## Task instructions
Restate the full set of records exactly, without adding or dropping a word.

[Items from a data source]

------------------------------------------------

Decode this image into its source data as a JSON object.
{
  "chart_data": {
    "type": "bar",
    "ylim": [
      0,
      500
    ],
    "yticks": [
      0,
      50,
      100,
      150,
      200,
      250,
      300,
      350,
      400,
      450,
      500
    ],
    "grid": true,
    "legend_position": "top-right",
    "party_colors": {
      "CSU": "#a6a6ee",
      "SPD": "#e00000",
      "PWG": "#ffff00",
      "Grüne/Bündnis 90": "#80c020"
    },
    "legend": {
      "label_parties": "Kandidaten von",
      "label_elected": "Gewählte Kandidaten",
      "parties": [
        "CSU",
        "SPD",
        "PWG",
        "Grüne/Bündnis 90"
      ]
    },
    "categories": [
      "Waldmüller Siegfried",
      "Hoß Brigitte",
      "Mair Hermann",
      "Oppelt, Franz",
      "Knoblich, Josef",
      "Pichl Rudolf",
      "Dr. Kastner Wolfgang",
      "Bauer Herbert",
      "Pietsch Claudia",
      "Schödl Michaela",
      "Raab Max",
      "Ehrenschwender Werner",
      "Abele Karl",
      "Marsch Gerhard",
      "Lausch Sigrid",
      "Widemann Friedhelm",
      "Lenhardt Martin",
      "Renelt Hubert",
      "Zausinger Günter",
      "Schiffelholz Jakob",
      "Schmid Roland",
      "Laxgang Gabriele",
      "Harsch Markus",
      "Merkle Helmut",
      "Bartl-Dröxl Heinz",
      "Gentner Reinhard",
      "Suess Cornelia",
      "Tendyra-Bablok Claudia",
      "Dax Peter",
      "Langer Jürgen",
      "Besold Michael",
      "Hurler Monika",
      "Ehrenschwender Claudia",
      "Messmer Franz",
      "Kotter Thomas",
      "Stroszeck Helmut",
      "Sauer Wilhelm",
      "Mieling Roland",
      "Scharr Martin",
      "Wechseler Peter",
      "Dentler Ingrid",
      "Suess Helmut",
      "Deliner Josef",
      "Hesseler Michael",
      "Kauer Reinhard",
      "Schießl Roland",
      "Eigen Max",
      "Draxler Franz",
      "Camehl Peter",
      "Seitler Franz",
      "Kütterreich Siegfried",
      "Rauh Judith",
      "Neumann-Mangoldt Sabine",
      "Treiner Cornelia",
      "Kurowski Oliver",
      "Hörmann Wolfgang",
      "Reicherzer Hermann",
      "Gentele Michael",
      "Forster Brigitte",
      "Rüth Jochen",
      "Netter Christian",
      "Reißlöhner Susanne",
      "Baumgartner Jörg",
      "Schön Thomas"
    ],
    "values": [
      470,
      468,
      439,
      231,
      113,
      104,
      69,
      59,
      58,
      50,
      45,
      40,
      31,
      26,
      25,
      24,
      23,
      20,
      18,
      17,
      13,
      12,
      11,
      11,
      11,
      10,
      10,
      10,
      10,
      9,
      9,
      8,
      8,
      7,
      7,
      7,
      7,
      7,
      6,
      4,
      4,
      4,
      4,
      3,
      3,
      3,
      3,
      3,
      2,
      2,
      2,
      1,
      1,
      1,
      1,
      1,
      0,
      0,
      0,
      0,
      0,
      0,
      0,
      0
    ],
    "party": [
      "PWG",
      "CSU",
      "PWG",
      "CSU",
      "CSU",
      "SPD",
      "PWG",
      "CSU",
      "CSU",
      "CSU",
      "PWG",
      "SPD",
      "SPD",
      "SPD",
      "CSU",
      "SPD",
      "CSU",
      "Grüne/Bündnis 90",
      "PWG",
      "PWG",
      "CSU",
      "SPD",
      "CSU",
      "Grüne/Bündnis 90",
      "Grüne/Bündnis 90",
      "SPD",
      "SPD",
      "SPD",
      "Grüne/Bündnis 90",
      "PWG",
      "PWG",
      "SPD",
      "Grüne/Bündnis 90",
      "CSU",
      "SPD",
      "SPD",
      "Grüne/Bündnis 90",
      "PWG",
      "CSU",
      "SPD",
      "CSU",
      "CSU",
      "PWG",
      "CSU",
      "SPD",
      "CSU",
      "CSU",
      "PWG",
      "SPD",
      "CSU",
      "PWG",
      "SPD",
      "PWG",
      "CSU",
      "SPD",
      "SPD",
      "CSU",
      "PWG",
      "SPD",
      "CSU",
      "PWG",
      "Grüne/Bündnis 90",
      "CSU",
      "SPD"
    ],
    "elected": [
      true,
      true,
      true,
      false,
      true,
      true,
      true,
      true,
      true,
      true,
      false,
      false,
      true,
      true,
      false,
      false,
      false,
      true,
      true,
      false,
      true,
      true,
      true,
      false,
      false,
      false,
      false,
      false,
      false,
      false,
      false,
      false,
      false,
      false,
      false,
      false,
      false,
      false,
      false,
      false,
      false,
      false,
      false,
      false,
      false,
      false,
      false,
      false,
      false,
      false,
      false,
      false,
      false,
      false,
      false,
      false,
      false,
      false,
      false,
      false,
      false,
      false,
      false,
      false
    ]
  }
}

------------------------------------------------

## Solution to the problem
Decode this image into its source data as a JSON object.
{
  "chart_data": {
    "type": "bar",
    "ylim": [
      0,
      500
    ],
    "yticks": [
      0,
      50,
      100,
      150,
      200,
      250,
      300,
      350,
      400,
      450,
      500
    ],
    "grid": true,
    "legend_position": "top-right",
    "party_colors": {
      "CSU": "#a6a6ee",
      "SPD": "#e00000",
      "PWG": "#ffff00",
      "Grüne/Bündnis 90": "#80c020"
    },
    "legend": {
      "label_parties": "Kandidaten von",
      "label_elected": "Gewählte Kandidaten",
      "parties": [
        "CSU",
        "SPD",
        "PWG",
        "Grüne/Bündnis 90"
      ]
    },
    "categories": [
      "Waldmüller Siegfried",
      "Hoß Brigitte",
      "Mair Hermann",
      "Oppelt, Franz",
      "Knoblich, Josef",
      "Pichl Rudolf",
      "Dr. Kastner Wolfgang",
      "Bauer Herbert",
      "Pietsch Claudia",
      "Schödl Michaela",
      "Raab Max",
      "Ehrenschwender Werner",
      "Abele Karl",
      "Marsch Gerhard",
      "Lausch Sigrid",
      "Widemann Friedhelm",
      "Lenhardt Martin",
      "Renelt Hubert",
      "Zausinger Günter",
      "Schiffelholz Jakob",
      "Schmid Roland",
      "Laxgang Gabriele",
      "Harsch Markus",
      "Merkle Helmut",
      "Bartl-Dröxl Heinz",
      "Gentner Reinhard",
      "Suess Cornelia",
      "Tendyra-Bablok Claudia",
      "Dax Peter",
      "Langer Jürgen",
      "Besold Michael",
      "Hurler Monika",
      "Ehrenschwender Claudia",
      "Messmer Franz",
      "Kotter Thomas",
      "Stroszeck Helmut",
      "Sauer Wilhelm",
      "Mieling Roland",
      "Scharr Martin",
      "Wechseler Peter",
      "Dentler Ingrid",
      "Suess Helmut",
      "Deliner Josef",
      "Hesseler Michael",
      "Kauer Reinhard",
      "Schießl Roland",
      "Eigen Max",
      "Draxler Franz",
      "Camehl Peter",
      "Seitler Franz",
      "Kütterreich Siegfried",
      "Rauh Judith",
      "Neumann-Mangoldt Sabine",
      "Treiner Cornelia",
      "Kurowski Oliver",
      "Hörmann Wolfgang",
      "Reicherzer Hermann",
      "Gentele Michael",
      "Forster Brigitte",
      "Rüth Jochen",
      "Netter Christian",
      "Reißlöhner Susanne",
      "Baumgartner Jörg",
      "Schön Thomas"
    ],
    "values": [
      470,
      468,
      439,
      231,
      113,
      104,
      69,
      59,
      58,
      50,
      45,
      40,
      31,
      26,
      25,
      24,
      23,
      20,
      18,
      17,
      13,
      12,
      11,
      11,
      11,
      10,
      10,
      10,
      10,
      9,
      9,
      8,
      8,
      7,
      7,
      7,
      7,
      7,
      6,
      4,
      4,
      4,
      4,
      3,
      3,
      3,
      3,
      3,
      2,
      2,
      2,
      1,
      1,
      1,
      1,
      1,
      0,
      0,
      0,
      0,
      0,
      0,
      0,
      0
    ],
    "party": [
      "PWG",
      "CSU",
      "PWG",
      "CSU",
      "CSU",
      "SPD",
      "PWG",
      "CSU",
      "CSU",
      "CSU",
      "PWG",
      "SPD",
      "SPD",
      "SPD",
      "CSU",
      "SPD",
      "CSU",
      "Grüne/Bündnis 90",
      "PWG",
      "PWG",
      "CSU",
      "SPD",
      "CSU",
      "Grüne/Bündnis 90",
      "Grüne/Bündnis 90",
      "SPD",
      "SPD",
      "SPD",
      "Grüne/Bündnis 90",
      "PWG",
      "PWG",
      "SPD",
      "Grüne/Bündnis 90",
      "CSU",
      "SPD",
      "SPD",
      "Grüne/Bündnis 90",
      "PWG",
      "CSU",
      "SPD",
      "CSU",
      "CSU",
      "PWG",
      "CSU",
      "SPD",
      "CSU",
      "CSU",
      "PWG",
      "SPD",
      "CSU",
      "PWG",
      "SPD",
      "PWG",
      "CSU",
      "SPD",
      "SPD",
      "CSU",
      "PWG",
      "SPD",
      "CSU",
      "PWG",
      "Grüne/Bündnis 90",
      "CSU",
      "SPD"
    ],
    "elected": [
      true,
      true,
      true,
      false,
      true,
      true,
      true,
      true,
      true,
      true,
      false,
      false,
      true,
      true,
      false,
      false,
      false,
      true,
      true,
      false,
      true,
      true,
      true,
      false,
      false,
      false,
      false,
      false,
      false,
      false,
      false,
      false,
      false,
      false,
      false,
      false,
      false,
      false,
      false,
      false,
      false,
      false,
      false,
      false,
      false,
      false,
      false,
      false,
      false,
      false,
      false,
      false,
      false,
      false,
      false,
      false,
      false,
      false,
      false,
      false,
      false,
      false,
      false,
      false
    ]
  }
}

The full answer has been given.